Start of TEXT PASSAGE

  8. 404 tech junkie macrumors regular

    Jun 30, 2012
    It had to be slid from point A to a specifc point B. You either slid the large ring up, or you slid a shortcut into the ring. Either way, it was still a form of sliding to unlock. That was done as a means of further differentiating Sense from the other overlays. Soon other overlays such as Touchwiz followed suit and added shortcuts also. It's just a natural progression, not anything that was done in fear of a patent. If they were indeed afraid of a patent, then Google would not have used the lock screen they used in the GNex.

    All in all, I'm just tired of these ridiculous suits. Some of the patents Apple holds just don't make any sense, and make you wonder how they were even able to obtain a patent of that particular thing. For example, they have a patent for searching multiple sources with one search request. How the heck can they patent that. That's been around for quite some time. Heck the website had been doing that for quite some time. Just because a person does it from a phone shouldn't mean it should be able to be patented. Things like that make no sense to me.

End of TEXT PASSAGE
Start of SUPPLIED MATERIAL

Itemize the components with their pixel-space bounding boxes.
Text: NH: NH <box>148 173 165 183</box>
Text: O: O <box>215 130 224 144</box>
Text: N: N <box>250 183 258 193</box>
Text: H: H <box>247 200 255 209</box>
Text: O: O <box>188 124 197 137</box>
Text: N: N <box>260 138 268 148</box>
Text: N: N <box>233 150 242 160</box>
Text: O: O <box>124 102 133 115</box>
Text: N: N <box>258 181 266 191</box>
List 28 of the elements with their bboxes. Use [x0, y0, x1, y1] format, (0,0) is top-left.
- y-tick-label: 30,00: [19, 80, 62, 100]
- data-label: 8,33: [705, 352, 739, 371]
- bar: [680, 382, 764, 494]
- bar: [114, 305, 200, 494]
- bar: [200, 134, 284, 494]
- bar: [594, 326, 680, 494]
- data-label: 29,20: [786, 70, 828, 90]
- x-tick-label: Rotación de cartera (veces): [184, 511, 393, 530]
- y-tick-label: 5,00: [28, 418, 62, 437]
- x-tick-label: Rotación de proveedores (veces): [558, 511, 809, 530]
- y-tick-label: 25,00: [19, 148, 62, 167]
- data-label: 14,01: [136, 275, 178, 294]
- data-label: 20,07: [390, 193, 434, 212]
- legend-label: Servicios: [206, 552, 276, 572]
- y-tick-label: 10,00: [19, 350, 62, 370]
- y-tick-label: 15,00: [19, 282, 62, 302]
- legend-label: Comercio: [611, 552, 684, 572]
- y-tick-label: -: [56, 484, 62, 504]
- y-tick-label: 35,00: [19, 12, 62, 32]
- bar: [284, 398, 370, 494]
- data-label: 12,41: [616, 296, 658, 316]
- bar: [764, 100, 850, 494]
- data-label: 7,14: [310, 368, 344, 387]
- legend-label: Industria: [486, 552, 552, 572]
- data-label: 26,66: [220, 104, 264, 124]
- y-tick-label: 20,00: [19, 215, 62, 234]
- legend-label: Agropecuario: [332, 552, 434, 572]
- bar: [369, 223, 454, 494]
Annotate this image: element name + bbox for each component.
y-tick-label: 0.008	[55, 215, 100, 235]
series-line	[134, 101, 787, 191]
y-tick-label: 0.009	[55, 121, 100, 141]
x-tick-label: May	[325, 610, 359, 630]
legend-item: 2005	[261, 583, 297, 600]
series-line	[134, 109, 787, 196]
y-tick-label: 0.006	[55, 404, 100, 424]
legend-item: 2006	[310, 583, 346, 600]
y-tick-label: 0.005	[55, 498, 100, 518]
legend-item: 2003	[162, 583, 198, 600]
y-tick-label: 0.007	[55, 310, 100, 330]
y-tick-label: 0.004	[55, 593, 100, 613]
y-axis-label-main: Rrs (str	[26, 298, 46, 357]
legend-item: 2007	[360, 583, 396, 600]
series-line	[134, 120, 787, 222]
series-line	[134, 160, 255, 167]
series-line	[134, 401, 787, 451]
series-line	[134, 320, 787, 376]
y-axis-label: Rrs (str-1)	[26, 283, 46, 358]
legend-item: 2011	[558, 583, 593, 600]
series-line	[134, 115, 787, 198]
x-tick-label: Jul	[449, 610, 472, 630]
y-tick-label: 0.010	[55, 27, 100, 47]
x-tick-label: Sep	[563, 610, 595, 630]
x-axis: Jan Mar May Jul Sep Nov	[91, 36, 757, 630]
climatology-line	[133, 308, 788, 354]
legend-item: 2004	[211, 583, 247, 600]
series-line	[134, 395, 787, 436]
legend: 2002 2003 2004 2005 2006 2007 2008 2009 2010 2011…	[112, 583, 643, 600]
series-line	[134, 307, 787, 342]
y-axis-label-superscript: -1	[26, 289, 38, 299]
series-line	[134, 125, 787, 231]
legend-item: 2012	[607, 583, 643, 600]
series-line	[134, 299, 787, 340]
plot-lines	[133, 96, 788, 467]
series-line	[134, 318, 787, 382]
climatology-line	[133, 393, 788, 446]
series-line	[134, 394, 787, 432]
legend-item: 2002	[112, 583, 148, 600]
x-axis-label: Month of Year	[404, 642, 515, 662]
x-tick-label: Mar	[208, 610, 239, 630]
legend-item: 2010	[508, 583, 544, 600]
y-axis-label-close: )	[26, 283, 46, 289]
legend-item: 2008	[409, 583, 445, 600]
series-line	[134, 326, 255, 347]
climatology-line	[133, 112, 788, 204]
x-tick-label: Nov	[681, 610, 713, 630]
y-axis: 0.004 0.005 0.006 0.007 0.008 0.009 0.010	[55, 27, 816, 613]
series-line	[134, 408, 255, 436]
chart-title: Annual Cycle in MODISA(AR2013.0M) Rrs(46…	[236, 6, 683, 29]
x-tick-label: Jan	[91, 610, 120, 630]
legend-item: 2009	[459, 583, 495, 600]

End of SUPPLIED MATERIAL

— WORK TASK A —
In the forum post, what Apple patent does the writer give as an example of one that makes no sense?
— WORK TASK B —
Write a continuation of the forum post about patent suits, starting right after its final sentence.
The listing comes from a separate source and has no connection to the forum post.

— WRITTEN ANSWER A —
A patent for searching multiple sources with one search request.

— WRITTEN ANSWER B —
  9. EbookReader thread starter macrumors 65816

    Apr 3, 2012
    Other courts will likely follow the UK High Court decision with something similar.

    At least that's what the analysts are saying.
  10. matttye macrumors 601

    Mar 25, 2009
    Lincoln, England
    Yes it's a good thing. Patents stifle innovation if anything. When companies borrow something from another, they usually try to improve upon it at the same time, which results in the companies constantly one upping each other, which can obviously only be good for the consumer.

    If patents worked the way Apple seems to want them to, then every other smartphone would have a completely different feature set to the iPhone and nobody would buy them.

    Certain things like slide to unlock are obvious. It was an evolutionary addition to touchscreen gestures, which apple were not the first to use in a mobile device.
  11. Mac.World macrumors 68000


    Jan 9, 2011
    In front of uranus
    Appeals court over rules Judge Koh's ban on the GNex. It's a temp lift of the ban, bit a nice slap in the face to Judge Koh. I predicted the Gnex ban would get overruled. The quick search patent is utter crap, especially since it was never meant to apply to smartphones. It was designed for the pre-Jobs rehire and pre-osx era.

    Personally, I hope the GNex continues on the market. I hate this whole idea of banning based on a line of code from 1992.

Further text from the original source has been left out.